[Figure content listings]
=====
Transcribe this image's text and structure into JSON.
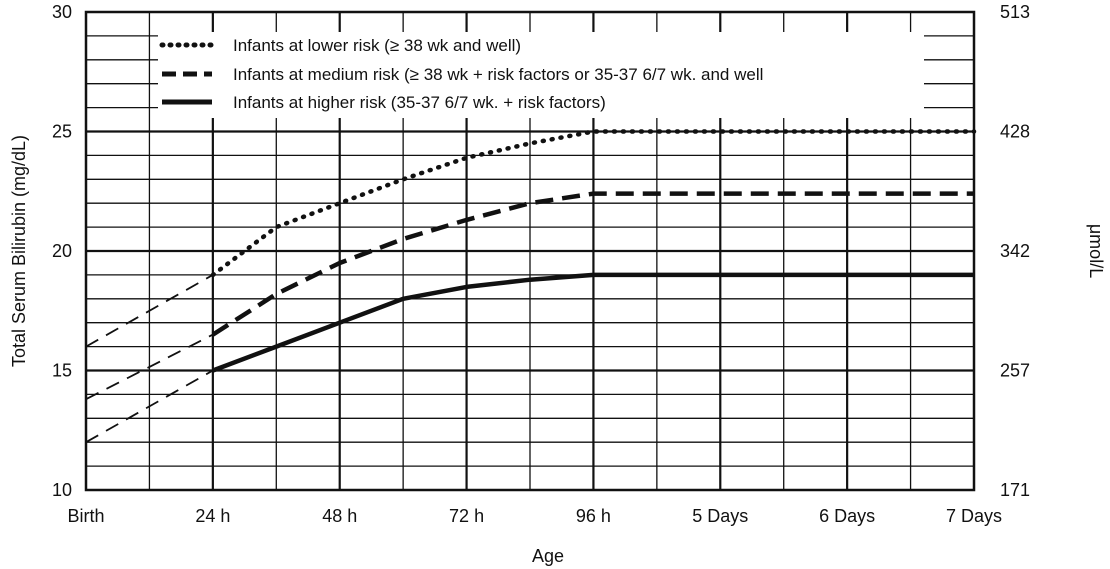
{
  "chart_data": {
    "type": "line",
    "xlabel": "Age",
    "ylabel": "Total Serum Bilirubin (mg/dL)",
    "ylabel_right": "μmol/L",
    "x_categories": [
      "Birth",
      "24 h",
      "48 h",
      "72 h",
      "96 h",
      "5 Days",
      "6 Days",
      "7 Days"
    ],
    "x_range": [
      0,
      7
    ],
    "ylim": [
      10,
      30
    ],
    "y_ticks": [
      "10",
      "15",
      "20",
      "25",
      "30"
    ],
    "y_right_ticks": [
      "171",
      "257",
      "342",
      "428",
      "513"
    ],
    "y_right_tick_values": [
      10,
      15,
      20,
      25,
      30
    ],
    "grid": true,
    "legend_position": "top-left",
    "series": [
      {
        "name": "Infants at lower risk (≥ 38 wk and well)",
        "style": "dotted",
        "extrapolated": [
          [
            0,
            16
          ],
          [
            1,
            19
          ]
        ],
        "values": [
          [
            1,
            19
          ],
          [
            1.5,
            21
          ],
          [
            2,
            22
          ],
          [
            2.5,
            23
          ],
          [
            3,
            23.9
          ],
          [
            3.5,
            24.5
          ],
          [
            4,
            25
          ],
          [
            5,
            25
          ],
          [
            6,
            25
          ],
          [
            7,
            25
          ]
        ]
      },
      {
        "name": "Infants at medium risk (≥ 38 wk + risk factors or 35-37 6/7 wk. and well",
        "style": "dashed",
        "extrapolated": [
          [
            0,
            13.8
          ],
          [
            1,
            16.5
          ]
        ],
        "values": [
          [
            1,
            16.5
          ],
          [
            1.5,
            18.2
          ],
          [
            2,
            19.5
          ],
          [
            2.5,
            20.5
          ],
          [
            3,
            21.3
          ],
          [
            3.5,
            22
          ],
          [
            4,
            22.4
          ],
          [
            5,
            22.4
          ],
          [
            6,
            22.4
          ],
          [
            7,
            22.4
          ]
        ]
      },
      {
        "name": "Infants at higher risk (35-37 6/7 wk. + risk factors)",
        "style": "solid",
        "extrapolated": [
          [
            0,
            12
          ],
          [
            1,
            15
          ]
        ],
        "values": [
          [
            1,
            15
          ],
          [
            1.5,
            16
          ],
          [
            2,
            17
          ],
          [
            2.5,
            18
          ],
          [
            3,
            18.5
          ],
          [
            3.5,
            18.8
          ],
          [
            4,
            19
          ],
          [
            5,
            19
          ],
          [
            6,
            19
          ],
          [
            7,
            19
          ]
        ]
      }
    ]
  }
}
=====
The entries above should be reproduced exactly, without their pictures.

Transcribe this image's text and structure into JSON.
{
  "chart_data": {
    "type": "line",
    "xlabel": "Age",
    "ylabel": "Total Serum Bilirubin (mg/dL)",
    "ylabel_right": "μmol/L",
    "x_categories": [
      "Birth",
      "24 h",
      "48 h",
      "72 h",
      "96 h",
      "5 Days",
      "6 Days",
      "7 Days"
    ],
    "x_range": [
      0,
      7
    ],
    "ylim": [
      10,
      30
    ],
    "y_ticks": [
      "10",
      "15",
      "20",
      "25",
      "30"
    ],
    "y_right_ticks": [
      "171",
      "257",
      "342",
      "428",
      "513"
    ],
    "y_right_tick_values": [
      10,
      15,
      20,
      25,
      30
    ],
    "grid": true,
    "legend_position": "top-left",
    "series": [
      {
        "name": "Infants at lower risk (≥ 38 wk and well)",
        "style": "dotted",
        "extrapolated": [
          [
            0,
            16
          ],
          [
            1,
            19
          ]
        ],
        "values": [
          [
            1,
            19
          ],
          [
            1.5,
            21
          ],
          [
            2,
            22
          ],
          [
            2.5,
            23
          ],
          [
            3,
            23.9
          ],
          [
            3.5,
            24.5
          ],
          [
            4,
            25
          ],
          [
            5,
            25
          ],
          [
            6,
            25
          ],
          [
            7,
            25
          ]
        ]
      },
      {
        "name": "Infants at medium risk (≥ 38 wk + risk factors or 35-37 6/7 wk. and well",
        "style": "dashed",
        "extrapolated": [
          [
            0,
            13.8
          ],
          [
            1,
            16.5
          ]
        ],
        "values": [
          [
            1,
            16.5
          ],
          [
            1.5,
            18.2
          ],
          [
            2,
            19.5
          ],
          [
            2.5,
            20.5
          ],
          [
            3,
            21.3
          ],
          [
            3.5,
            22
          ],
          [
            4,
            22.4
          ],
          [
            5,
            22.4
          ],
          [
            6,
            22.4
          ],
          [
            7,
            22.4
          ]
        ]
      },
      {
        "name": "Infants at higher risk (35-37 6/7 wk. + risk factors)",
        "style": "solid",
        "extrapolated": [
          [
            0,
            12
          ],
          [
            1,
            15
          ]
        ],
        "values": [
          [
            1,
            15
          ],
          [
            1.5,
            16
          ],
          [
            2,
            17
          ],
          [
            2.5,
            18
          ],
          [
            3,
            18.5
          ],
          [
            3.5,
            18.8
          ],
          [
            4,
            19
          ],
          [
            5,
            19
          ],
          [
            6,
            19
          ],
          [
            7,
            19
          ]
        ]
      }
    ]
  }
}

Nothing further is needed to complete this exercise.